start Data for the task

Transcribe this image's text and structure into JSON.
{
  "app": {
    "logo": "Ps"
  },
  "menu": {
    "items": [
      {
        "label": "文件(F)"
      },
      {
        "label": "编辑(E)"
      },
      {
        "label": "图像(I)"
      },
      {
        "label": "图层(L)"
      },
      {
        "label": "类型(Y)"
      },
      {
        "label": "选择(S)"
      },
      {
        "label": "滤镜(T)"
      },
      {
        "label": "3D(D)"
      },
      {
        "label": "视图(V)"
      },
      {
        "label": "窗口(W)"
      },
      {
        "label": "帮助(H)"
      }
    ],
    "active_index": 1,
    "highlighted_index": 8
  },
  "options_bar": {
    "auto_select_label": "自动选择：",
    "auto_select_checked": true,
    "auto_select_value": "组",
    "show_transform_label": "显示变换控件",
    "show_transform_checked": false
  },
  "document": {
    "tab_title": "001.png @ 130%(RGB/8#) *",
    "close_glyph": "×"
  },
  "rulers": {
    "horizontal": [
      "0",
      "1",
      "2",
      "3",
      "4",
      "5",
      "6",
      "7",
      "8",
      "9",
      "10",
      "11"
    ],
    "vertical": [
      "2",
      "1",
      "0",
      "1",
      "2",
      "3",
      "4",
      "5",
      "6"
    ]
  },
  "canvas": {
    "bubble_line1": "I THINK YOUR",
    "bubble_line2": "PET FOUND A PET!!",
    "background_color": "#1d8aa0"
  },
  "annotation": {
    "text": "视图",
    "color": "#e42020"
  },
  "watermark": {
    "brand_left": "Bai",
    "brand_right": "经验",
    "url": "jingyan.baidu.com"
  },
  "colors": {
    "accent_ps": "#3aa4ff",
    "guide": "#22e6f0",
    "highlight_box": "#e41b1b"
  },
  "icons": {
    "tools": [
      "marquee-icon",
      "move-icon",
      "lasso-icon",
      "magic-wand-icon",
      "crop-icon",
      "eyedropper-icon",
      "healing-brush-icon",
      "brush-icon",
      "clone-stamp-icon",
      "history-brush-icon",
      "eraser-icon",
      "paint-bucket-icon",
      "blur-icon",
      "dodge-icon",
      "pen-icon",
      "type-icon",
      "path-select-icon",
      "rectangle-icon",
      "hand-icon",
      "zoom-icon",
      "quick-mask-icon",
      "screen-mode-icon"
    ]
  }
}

end Data for the task

Requirement —
Which lines contain the word "brush"? Return each of them.

Exercise answer —
      "healing-brush-icon",
      "brush-icon",
      "history-brush-icon",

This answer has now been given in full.